▶ [Entries supplied]
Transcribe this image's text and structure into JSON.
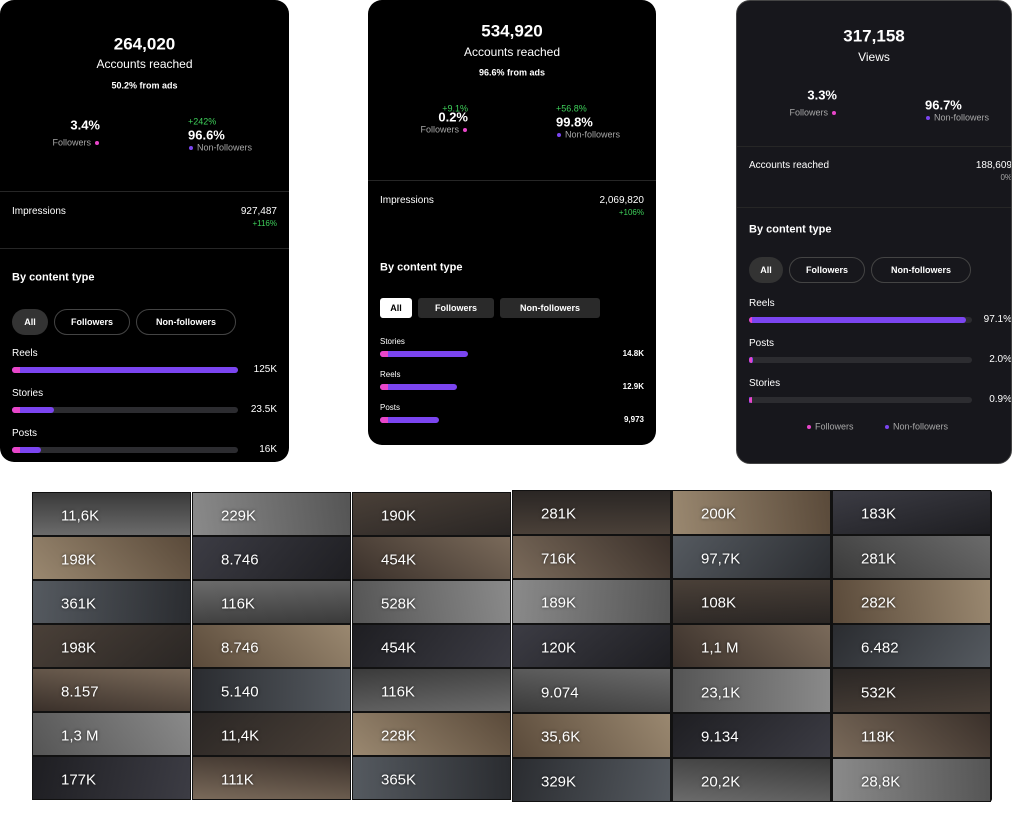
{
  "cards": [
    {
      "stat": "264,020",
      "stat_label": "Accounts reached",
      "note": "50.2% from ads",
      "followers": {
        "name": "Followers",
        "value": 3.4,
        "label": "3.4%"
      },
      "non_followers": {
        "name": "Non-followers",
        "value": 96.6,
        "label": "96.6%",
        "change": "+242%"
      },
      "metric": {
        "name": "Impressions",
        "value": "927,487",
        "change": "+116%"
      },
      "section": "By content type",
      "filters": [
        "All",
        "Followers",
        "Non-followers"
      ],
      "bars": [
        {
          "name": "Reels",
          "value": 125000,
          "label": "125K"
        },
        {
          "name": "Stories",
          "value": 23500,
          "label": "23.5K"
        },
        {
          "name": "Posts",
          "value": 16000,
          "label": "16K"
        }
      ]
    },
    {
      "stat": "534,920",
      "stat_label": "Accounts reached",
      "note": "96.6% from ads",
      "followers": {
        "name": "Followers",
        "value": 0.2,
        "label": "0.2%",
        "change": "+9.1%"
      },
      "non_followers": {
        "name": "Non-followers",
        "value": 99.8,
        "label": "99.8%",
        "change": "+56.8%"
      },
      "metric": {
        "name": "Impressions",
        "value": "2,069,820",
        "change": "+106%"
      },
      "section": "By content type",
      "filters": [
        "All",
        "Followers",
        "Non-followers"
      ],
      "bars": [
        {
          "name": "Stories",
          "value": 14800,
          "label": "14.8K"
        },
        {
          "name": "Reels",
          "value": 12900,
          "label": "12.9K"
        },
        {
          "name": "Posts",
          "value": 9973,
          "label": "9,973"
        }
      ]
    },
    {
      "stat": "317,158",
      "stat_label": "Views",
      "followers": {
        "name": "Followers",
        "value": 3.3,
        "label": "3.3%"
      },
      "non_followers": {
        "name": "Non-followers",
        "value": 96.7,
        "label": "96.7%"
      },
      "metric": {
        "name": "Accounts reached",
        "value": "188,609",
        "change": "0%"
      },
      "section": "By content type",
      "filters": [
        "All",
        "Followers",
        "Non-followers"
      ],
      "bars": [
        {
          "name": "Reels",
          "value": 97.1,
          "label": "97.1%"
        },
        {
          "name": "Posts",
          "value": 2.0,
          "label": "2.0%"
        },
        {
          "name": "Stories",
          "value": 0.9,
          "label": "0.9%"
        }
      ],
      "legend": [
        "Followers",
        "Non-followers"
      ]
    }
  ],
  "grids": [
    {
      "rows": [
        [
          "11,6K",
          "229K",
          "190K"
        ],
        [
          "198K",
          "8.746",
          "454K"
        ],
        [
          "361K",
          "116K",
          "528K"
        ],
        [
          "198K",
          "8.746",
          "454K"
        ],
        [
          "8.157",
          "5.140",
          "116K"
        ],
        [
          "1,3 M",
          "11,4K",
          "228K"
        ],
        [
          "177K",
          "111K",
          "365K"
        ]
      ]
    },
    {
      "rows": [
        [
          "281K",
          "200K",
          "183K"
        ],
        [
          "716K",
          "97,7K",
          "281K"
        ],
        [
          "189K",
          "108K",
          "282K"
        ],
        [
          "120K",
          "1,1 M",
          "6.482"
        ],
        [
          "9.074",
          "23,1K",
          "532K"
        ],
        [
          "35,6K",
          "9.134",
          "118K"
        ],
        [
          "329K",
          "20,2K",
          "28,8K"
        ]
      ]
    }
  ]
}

▶ [Instructions for the task] Leave out the pictures and restate everything else word for word.

▶ [Correct result]
Transcribe this image's text and structure into JSON.
{
  "cards": [
    {
      "stat": "264,020",
      "stat_label": "Accounts reached",
      "note": "50.2% from ads",
      "followers": {
        "name": "Followers",
        "value": 3.4,
        "label": "3.4%"
      },
      "non_followers": {
        "name": "Non-followers",
        "value": 96.6,
        "label": "96.6%",
        "change": "+242%"
      },
      "metric": {
        "name": "Impressions",
        "value": "927,487",
        "change": "+116%"
      },
      "section": "By content type",
      "filters": [
        "All",
        "Followers",
        "Non-followers"
      ],
      "bars": [
        {
          "name": "Reels",
          "value": 125000,
          "label": "125K"
        },
        {
          "name": "Stories",
          "value": 23500,
          "label": "23.5K"
        },
        {
          "name": "Posts",
          "value": 16000,
          "label": "16K"
        }
      ]
    },
    {
      "stat": "534,920",
      "stat_label": "Accounts reached",
      "note": "96.6% from ads",
      "followers": {
        "name": "Followers",
        "value": 0.2,
        "label": "0.2%",
        "change": "+9.1%"
      },
      "non_followers": {
        "name": "Non-followers",
        "value": 99.8,
        "label": "99.8%",
        "change": "+56.8%"
      },
      "metric": {
        "name": "Impressions",
        "value": "2,069,820",
        "change": "+106%"
      },
      "section": "By content type",
      "filters": [
        "All",
        "Followers",
        "Non-followers"
      ],
      "bars": [
        {
          "name": "Stories",
          "value": 14800,
          "label": "14.8K"
        },
        {
          "name": "Reels",
          "value": 12900,
          "label": "12.9K"
        },
        {
          "name": "Posts",
          "value": 9973,
          "label": "9,973"
        }
      ]
    },
    {
      "stat": "317,158",
      "stat_label": "Views",
      "followers": {
        "name": "Followers",
        "value": 3.3,
        "label": "3.3%"
      },
      "non_followers": {
        "name": "Non-followers",
        "value": 96.7,
        "label": "96.7%"
      },
      "metric": {
        "name": "Accounts reached",
        "value": "188,609",
        "change": "0%"
      },
      "section": "By content type",
      "filters": [
        "All",
        "Followers",
        "Non-followers"
      ],
      "bars": [
        {
          "name": "Reels",
          "value": 97.1,
          "label": "97.1%"
        },
        {
          "name": "Posts",
          "value": 2.0,
          "label": "2.0%"
        },
        {
          "name": "Stories",
          "value": 0.9,
          "label": "0.9%"
        }
      ],
      "legend": [
        "Followers",
        "Non-followers"
      ]
    }
  ],
  "grids": [
    {
      "rows": [
        [
          "11,6K",
          "229K",
          "190K"
        ],
        [
          "198K",
          "8.746",
          "454K"
        ],
        [
          "361K",
          "116K",
          "528K"
        ],
        [
          "198K",
          "8.746",
          "454K"
        ],
        [
          "8.157",
          "5.140",
          "116K"
        ],
        [
          "1,3 M",
          "11,4K",
          "228K"
        ],
        [
          "177K",
          "111K",
          "365K"
        ]
      ]
    },
    {
      "rows": [
        [
          "281K",
          "200K",
          "183K"
        ],
        [
          "716K",
          "97,7K",
          "281K"
        ],
        [
          "189K",
          "108K",
          "282K"
        ],
        [
          "120K",
          "1,1 M",
          "6.482"
        ],
        [
          "9.074",
          "23,1K",
          "532K"
        ],
        [
          "35,6K",
          "9.134",
          "118K"
        ],
        [
          "329K",
          "20,2K",
          "28,8K"
        ]
      ]
    }
  ]
}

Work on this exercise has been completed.